(Task details): Repeat all the material exactly; pictures stay out of your copy.

## begin Data lines

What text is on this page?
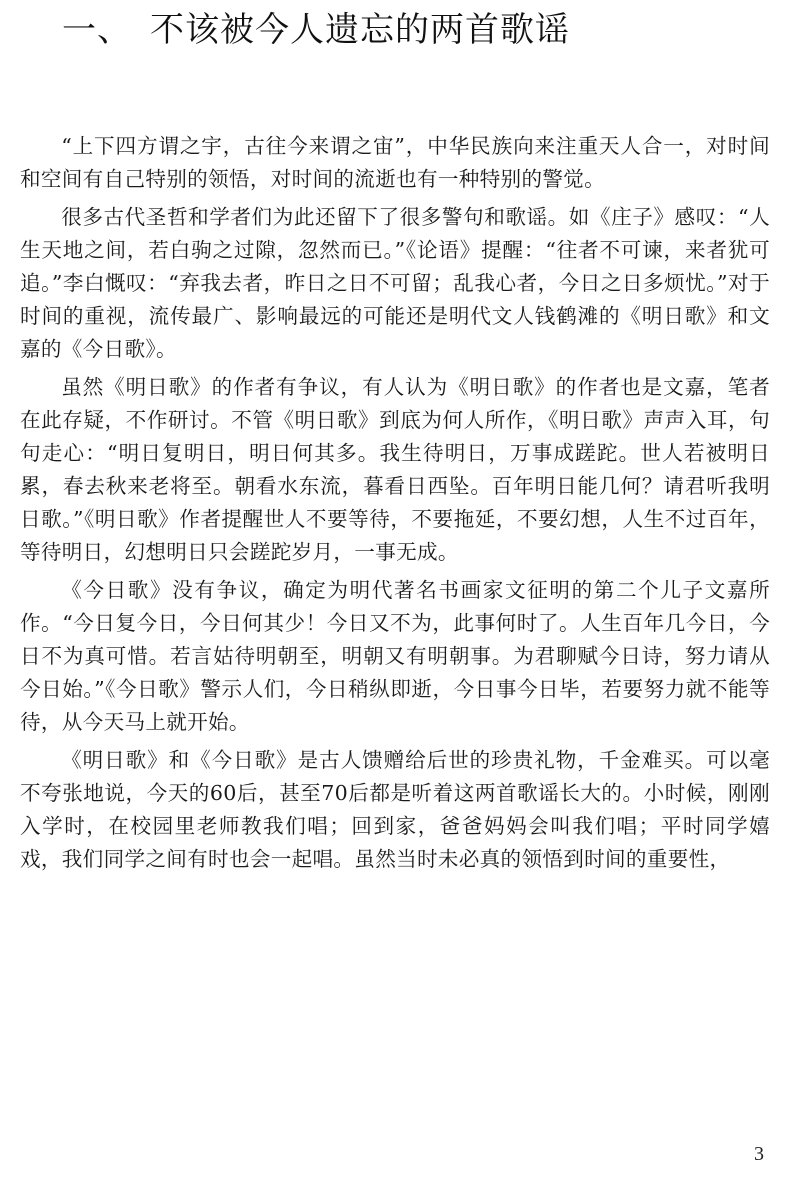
一、 不该被今人遗忘的两首歌谣

“上下四方谓之宇，古往今来谓之宙”，中华民族向来注重天人合一，对时间和空间有自己特别的领悟，对时间的流逝也有一种特别的警觉。

很多古代圣哲和学者们为此还留下了很多警句和歌谣。如《庄子》感叹：“人生天地之间，若白驹之过隙，忽然而已。”《论语》提醒：“往者不可谏，来者犹可追。”李白慨叹：“弃我去者，昨日之日不可留；乱我心者，今日之日多烦忧。”对于时间的重视，流传最广、影响最远的可能还是明代文人钱鹤滩的《明日歌》和文嘉的《今日歌》。

虽然《明日歌》的作者有争议，有人认为《明日歌》的作者也是文嘉，笔者在此存疑，不作研讨。不管《明日歌》到底为何人所作，《明日歌》声声入耳，句句走心：“明日复明日，明日何其多。我生待明日，万事成蹉跎。世人若被明日累，春去秋来老将至。朝看水东流，暮看日西坠。百年明日能几何？请君听我明日歌。”《明日歌》作者提醒世人不要等待，不要拖延，不要幻想，人生不过百年，等待明日，幻想明日只会蹉跎岁月，一事无成。

《今日歌》没有争议，确定为明代著名书画家文征明的第二个儿子文嘉所作。“今日复今日，今日何其少！今日又不为，此事何时了。人生百年几今日，今日不为真可惜。若言姑待明朝至，明朝又有明朝事。为君聊赋今日诗，努力请从今日始。”《今日歌》警示人们，今日稍纵即逝，今日事今日毕，若要努力就不能等待，从今天马上就开始。

《明日歌》和《今日歌》是古人馈赠给后世的珍贵礼物，千金难买。可以毫不夸张地说，今天的60后，甚至70后都是听着这两首歌谣长大的。小时候，刚刚入学时，在校园里老师教我们唱；回到家，爸爸妈妈会叫我们唱；平时同学嬉戏，我们同学之间有时也会一起唱。虽然当时未必真的领悟到时间的重要性，

3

## end Data lines

(Reply):
What text is on this page?
一、 不该被今人遗忘的两首歌谣

“上下四方谓之宇，古往今来谓之宙”，中华民族向来注重天人合一，对时间和空间有自己特别的领悟，对时间的流逝也有一种特别的警觉。

很多古代圣哲和学者们为此还留下了很多警句和歌谣。如《庄子》感叹：“人生天地之间，若白驹之过隙，忽然而已。”《论语》提醒：“往者不可谏，来者犹可追。”李白慨叹：“弃我去者，昨日之日不可留；乱我心者，今日之日多烦忧。”对于时间的重视，流传最广、影响最远的可能还是明代文人钱鹤滩的《明日歌》和文嘉的《今日歌》。

虽然《明日歌》的作者有争议，有人认为《明日歌》的作者也是文嘉，笔者在此存疑，不作研讨。不管《明日歌》到底为何人所作，《明日歌》声声入耳，句句走心：“明日复明日，明日何其多。我生待明日，万事成蹉跎。世人若被明日累，春去秋来老将至。朝看水东流，暮看日西坠。百年明日能几何？请君听我明日歌。”《明日歌》作者提醒世人不要等待，不要拖延，不要幻想，人生不过百年，等待明日，幻想明日只会蹉跎岁月，一事无成。

《今日歌》没有争议，确定为明代著名书画家文征明的第二个儿子文嘉所作。“今日复今日，今日何其少！今日又不为，此事何时了。人生百年几今日，今日不为真可惜。若言姑待明朝至，明朝又有明朝事。为君聊赋今日诗，努力请从今日始。”《今日歌》警示人们，今日稍纵即逝，今日事今日毕，若要努力就不能等待，从今天马上就开始。

《明日歌》和《今日歌》是古人馈赠给后世的珍贵礼物，千金难买。可以毫不夸张地说，今天的60后，甚至70后都是听着这两首歌谣长大的。小时候，刚刚入学时，在校园里老师教我们唱；回到家，爸爸妈妈会叫我们唱；平时同学嬉戏，我们同学之间有时也会一起唱。虽然当时未必真的领悟到时间的重要性，

3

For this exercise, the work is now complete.